● **RAW RECORDS**
——————————
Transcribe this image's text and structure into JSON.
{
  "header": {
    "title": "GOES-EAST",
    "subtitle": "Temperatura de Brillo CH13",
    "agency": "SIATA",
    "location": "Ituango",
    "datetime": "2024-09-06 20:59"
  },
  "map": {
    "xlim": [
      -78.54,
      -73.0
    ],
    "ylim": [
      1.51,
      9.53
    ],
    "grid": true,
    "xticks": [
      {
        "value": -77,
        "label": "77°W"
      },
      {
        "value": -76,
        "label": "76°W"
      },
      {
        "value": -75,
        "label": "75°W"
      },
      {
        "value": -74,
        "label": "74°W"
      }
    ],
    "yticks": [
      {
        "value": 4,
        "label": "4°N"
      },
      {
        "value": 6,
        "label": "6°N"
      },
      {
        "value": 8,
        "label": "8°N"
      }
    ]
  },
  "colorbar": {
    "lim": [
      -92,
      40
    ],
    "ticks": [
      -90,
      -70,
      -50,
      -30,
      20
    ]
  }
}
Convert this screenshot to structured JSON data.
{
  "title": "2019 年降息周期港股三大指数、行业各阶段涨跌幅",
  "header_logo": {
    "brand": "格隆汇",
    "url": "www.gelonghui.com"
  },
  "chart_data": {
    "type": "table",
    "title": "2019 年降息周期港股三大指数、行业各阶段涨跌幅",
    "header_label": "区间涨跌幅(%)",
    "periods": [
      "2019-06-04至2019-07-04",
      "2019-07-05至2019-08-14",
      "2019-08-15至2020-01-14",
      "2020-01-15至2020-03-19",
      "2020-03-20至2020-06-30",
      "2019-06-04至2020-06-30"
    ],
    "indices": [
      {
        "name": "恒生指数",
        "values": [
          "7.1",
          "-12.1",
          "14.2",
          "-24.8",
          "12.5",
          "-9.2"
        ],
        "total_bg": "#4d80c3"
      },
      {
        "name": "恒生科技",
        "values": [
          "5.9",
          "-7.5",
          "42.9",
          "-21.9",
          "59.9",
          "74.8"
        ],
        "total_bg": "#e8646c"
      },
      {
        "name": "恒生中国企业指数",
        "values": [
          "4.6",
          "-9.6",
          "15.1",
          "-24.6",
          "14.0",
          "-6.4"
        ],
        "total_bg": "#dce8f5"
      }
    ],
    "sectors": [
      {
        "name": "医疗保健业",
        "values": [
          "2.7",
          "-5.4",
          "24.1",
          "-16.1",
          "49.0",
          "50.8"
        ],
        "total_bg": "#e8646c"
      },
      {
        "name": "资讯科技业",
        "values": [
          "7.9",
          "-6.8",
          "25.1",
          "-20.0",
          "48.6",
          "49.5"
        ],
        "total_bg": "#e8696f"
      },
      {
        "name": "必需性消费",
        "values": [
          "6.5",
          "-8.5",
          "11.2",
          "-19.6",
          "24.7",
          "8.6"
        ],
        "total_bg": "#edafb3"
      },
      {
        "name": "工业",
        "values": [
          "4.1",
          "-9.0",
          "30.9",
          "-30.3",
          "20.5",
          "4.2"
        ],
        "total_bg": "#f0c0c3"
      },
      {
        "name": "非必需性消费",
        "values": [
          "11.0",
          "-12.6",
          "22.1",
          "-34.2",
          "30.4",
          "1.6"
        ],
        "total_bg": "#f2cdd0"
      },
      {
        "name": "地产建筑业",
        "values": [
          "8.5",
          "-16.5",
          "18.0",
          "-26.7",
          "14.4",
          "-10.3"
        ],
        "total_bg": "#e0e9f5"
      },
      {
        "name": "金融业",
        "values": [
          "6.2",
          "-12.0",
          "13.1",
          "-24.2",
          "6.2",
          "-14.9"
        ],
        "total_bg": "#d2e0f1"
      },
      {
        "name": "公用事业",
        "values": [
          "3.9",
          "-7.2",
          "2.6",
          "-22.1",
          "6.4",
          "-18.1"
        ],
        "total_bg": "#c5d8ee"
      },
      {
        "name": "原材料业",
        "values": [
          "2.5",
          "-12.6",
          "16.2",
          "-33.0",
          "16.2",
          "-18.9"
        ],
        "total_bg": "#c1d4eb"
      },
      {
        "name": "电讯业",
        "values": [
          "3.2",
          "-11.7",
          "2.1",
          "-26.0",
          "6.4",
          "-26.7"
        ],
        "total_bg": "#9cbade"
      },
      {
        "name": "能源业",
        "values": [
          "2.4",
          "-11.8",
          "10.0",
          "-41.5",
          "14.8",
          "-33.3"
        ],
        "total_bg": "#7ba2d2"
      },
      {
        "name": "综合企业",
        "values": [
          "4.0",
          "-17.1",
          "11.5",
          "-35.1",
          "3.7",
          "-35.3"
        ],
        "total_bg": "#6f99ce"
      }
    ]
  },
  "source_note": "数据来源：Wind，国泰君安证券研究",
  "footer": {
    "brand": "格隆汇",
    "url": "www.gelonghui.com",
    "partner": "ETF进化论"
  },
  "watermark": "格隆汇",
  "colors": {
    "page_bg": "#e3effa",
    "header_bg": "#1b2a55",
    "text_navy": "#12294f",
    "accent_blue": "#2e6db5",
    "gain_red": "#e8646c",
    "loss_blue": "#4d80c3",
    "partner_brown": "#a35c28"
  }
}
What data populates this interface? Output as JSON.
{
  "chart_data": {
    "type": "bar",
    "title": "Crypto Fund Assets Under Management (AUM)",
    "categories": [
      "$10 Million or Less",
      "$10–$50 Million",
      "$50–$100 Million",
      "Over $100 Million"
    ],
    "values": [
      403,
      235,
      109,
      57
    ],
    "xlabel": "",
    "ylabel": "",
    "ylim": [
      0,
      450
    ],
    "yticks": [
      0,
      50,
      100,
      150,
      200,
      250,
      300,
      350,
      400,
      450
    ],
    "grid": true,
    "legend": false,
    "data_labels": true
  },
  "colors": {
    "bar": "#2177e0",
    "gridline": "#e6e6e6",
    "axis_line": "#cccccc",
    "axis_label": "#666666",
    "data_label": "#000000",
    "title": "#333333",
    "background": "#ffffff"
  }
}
——————————
● **YOUR OBJECTIVE**
Looking at the material above, count the lines that hold "Million" and give the total alone.

● **TASK SOLUTION**
4